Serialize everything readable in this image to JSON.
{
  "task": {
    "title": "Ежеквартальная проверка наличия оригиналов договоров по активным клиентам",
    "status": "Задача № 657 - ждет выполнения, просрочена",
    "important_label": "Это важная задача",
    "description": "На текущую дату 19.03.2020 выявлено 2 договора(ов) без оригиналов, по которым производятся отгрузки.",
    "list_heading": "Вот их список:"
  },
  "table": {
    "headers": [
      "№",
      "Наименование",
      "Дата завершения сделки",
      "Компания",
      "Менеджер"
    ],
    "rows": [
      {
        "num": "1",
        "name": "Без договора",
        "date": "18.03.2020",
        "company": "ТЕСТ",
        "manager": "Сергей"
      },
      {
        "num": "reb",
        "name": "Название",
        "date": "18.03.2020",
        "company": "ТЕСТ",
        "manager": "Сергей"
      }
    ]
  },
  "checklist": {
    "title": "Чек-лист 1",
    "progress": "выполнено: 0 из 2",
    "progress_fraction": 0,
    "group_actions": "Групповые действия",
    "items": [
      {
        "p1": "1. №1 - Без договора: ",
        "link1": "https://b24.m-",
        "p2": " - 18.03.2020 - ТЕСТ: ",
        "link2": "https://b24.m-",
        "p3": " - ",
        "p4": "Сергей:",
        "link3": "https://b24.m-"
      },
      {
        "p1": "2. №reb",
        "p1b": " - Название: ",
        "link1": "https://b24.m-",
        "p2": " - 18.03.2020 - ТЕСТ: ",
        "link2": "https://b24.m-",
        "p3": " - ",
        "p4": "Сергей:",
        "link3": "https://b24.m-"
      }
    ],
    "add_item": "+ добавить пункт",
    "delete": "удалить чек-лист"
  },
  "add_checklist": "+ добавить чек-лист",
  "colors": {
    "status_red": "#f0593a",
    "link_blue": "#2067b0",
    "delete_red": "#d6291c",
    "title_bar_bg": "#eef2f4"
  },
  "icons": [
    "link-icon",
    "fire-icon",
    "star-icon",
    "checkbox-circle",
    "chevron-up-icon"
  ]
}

* * * *

= Task directions =
Count the lines in the entries that hold the word "оригиналов", and give nothing but the total.

= Response to the exercise =
2